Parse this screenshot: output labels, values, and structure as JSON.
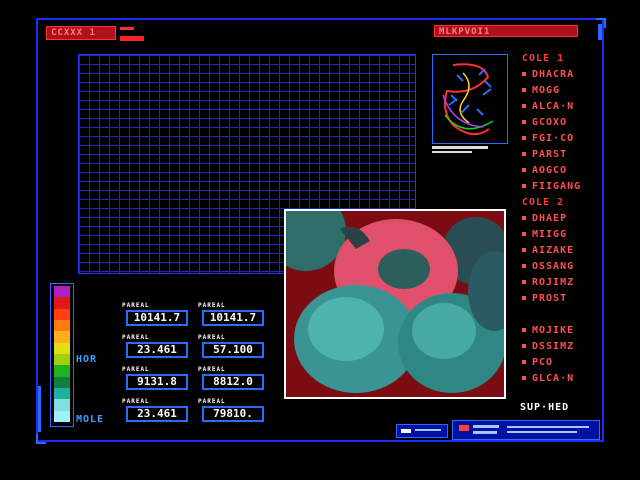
{
  "header": {
    "left_badge": "CCXXX 1",
    "right_badge": "MLKPVOI1"
  },
  "menu": {
    "section1_title": "COLE 1",
    "section1_items": [
      "DHACRA",
      "MOGG",
      "ALCA·N",
      "GCOXO",
      "FGI·CO",
      "PARST",
      "AOGCO",
      "FIIGANG"
    ],
    "section2_title": "COLE 2",
    "section2_items": [
      "DHAEP",
      "MIIGG",
      "AIZAKE",
      "OSSANG",
      "ROJIMZ",
      "PROST"
    ],
    "section3_items": [
      "MOJIKE",
      "DSSIMZ",
      "PCO",
      "GLCA·N"
    ]
  },
  "axis": {
    "upper_label": "HOR",
    "lower_label": "MOLE"
  },
  "colorbar": {
    "colors": [
      "#b020c0",
      "#e01818",
      "#ff4010",
      "#ff7a10",
      "#ffb020",
      "#e0e010",
      "#a0d010",
      "#20b020",
      "#108040",
      "#20b0a0",
      "#80e0e0",
      "#a0f0ff"
    ]
  },
  "values": {
    "row1": {
      "label_a": "PAREAL",
      "a": "10141.7",
      "label_b": "PAREAL",
      "b": "10141.7"
    },
    "row2": {
      "label_a": "PAREAL",
      "a": "23.461",
      "label_b": "PAREAL",
      "b": "57.100"
    },
    "row3": {
      "label_a": "PAREAL",
      "a": "9131.8",
      "label_b": "PAREAL",
      "b": "8812.0"
    },
    "row4": {
      "label_a": "PAREAL",
      "a": "23.461",
      "label_b": "PAREAL",
      "b": "79810."
    }
  },
  "status": {
    "label": "SUP·HED"
  }
}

■ EXERCISE DETAILS: Using the records above, output their complete text exactly, minus any images.

■ OUTPUT OF THE TASK:
Parse this screenshot: output labels, values, and structure as JSON.
{
  "header": {
    "left_badge": "CCXXX 1",
    "right_badge": "MLKPVOI1"
  },
  "menu": {
    "section1_title": "COLE 1",
    "section1_items": [
      "DHACRA",
      "MOGG",
      "ALCA·N",
      "GCOXO",
      "FGI·CO",
      "PARST",
      "AOGCO",
      "FIIGANG"
    ],
    "section2_title": "COLE 2",
    "section2_items": [
      "DHAEP",
      "MIIGG",
      "AIZAKE",
      "OSSANG",
      "ROJIMZ",
      "PROST"
    ],
    "section3_items": [
      "MOJIKE",
      "DSSIMZ",
      "PCO",
      "GLCA·N"
    ]
  },
  "axis": {
    "upper_label": "HOR",
    "lower_label": "MOLE"
  },
  "colorbar": {
    "colors": [
      "#b020c0",
      "#e01818",
      "#ff4010",
      "#ff7a10",
      "#ffb020",
      "#e0e010",
      "#a0d010",
      "#20b020",
      "#108040",
      "#20b0a0",
      "#80e0e0",
      "#a0f0ff"
    ]
  },
  "values": {
    "row1": {
      "label_a": "PAREAL",
      "a": "10141.7",
      "label_b": "PAREAL",
      "b": "10141.7"
    },
    "row2": {
      "label_a": "PAREAL",
      "a": "23.461",
      "label_b": "PAREAL",
      "b": "57.100"
    },
    "row3": {
      "label_a": "PAREAL",
      "a": "9131.8",
      "label_b": "PAREAL",
      "b": "8812.0"
    },
    "row4": {
      "label_a": "PAREAL",
      "a": "23.461",
      "label_b": "PAREAL",
      "b": "79810."
    }
  },
  "status": {
    "label": "SUP·HED"
  }
}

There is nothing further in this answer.